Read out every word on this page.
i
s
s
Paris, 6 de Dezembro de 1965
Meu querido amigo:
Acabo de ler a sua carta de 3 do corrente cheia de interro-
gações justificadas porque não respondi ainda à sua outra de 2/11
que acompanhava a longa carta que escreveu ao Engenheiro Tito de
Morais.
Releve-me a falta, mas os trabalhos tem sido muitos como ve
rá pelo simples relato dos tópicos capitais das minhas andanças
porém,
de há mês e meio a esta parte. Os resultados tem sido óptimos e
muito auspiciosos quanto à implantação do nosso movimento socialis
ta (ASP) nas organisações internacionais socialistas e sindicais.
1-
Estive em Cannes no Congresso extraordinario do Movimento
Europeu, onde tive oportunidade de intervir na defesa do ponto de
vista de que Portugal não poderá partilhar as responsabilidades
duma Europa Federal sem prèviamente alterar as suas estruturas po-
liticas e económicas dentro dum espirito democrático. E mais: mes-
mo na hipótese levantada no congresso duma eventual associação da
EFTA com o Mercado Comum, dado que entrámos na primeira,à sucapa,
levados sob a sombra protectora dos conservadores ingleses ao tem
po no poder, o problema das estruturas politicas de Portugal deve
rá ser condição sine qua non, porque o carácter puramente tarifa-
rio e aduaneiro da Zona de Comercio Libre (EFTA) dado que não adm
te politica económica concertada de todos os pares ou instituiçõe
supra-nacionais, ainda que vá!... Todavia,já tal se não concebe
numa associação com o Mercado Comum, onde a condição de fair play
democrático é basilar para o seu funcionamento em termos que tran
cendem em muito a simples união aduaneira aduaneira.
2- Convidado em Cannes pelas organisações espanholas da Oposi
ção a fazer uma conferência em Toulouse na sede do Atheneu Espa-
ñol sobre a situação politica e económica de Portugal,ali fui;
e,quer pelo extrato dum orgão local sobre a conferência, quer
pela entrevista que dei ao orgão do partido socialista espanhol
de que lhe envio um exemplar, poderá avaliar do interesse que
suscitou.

───

Short problem. Print the whole listing again, exactly.

Exercise result.
Read out every word on this page.
i
s
s
Paris, 6 de Dezembro de 1965
Meu querido amigo:
Acabo de ler a sua carta de 3 do corrente cheia de interro-
gações justificadas porque não respondi ainda à sua outra de 2/11
que acompanhava a longa carta que escreveu ao Engenheiro Tito de
Morais.
Releve-me a falta, mas os trabalhos tem sido muitos como ve
rá pelo simples relato dos tópicos capitais das minhas andanças
porém,
de há mês e meio a esta parte. Os resultados tem sido óptimos e
muito auspiciosos quanto à implantação do nosso movimento socialis
ta (ASP) nas organisações internacionais socialistas e sindicais.
1-
Estive em Cannes no Congresso extraordinario do Movimento
Europeu, onde tive oportunidade de intervir na defesa do ponto de
vista de que Portugal não poderá partilhar as responsabilidades
duma Europa Federal sem prèviamente alterar as suas estruturas po-
liticas e económicas dentro dum espirito democrático. E mais: mes-
mo na hipótese levantada no congresso duma eventual associação da
EFTA com o Mercado Comum, dado que entrámos na primeira,à sucapa,
levados sob a sombra protectora dos conservadores ingleses ao tem
po no poder, o problema das estruturas politicas de Portugal deve
rá ser condição sine qua non, porque o carácter puramente tarifa-
rio e aduaneiro da Zona de Comercio Libre (EFTA) dado que não adm
te politica económica concertada de todos os pares ou instituiçõe
supra-nacionais, ainda que vá!... Todavia,já tal se não concebe
numa associação com o Mercado Comum, onde a condição de fair play
democrático é basilar para o seu funcionamento em termos que tran
cendem em muito a simples união aduaneira aduaneira.
2- Convidado em Cannes pelas organisações espanholas da Oposi
ção a fazer uma conferência em Toulouse na sede do Atheneu Espa-
ñol sobre a situação politica e económica de Portugal,ali fui;
e,quer pelo extrato dum orgão local sobre a conferência, quer
pela entrevista que dei ao orgão do partido socialista espanhol
de que lhe envio um exemplar, poderá avaliar do interesse que
suscitou.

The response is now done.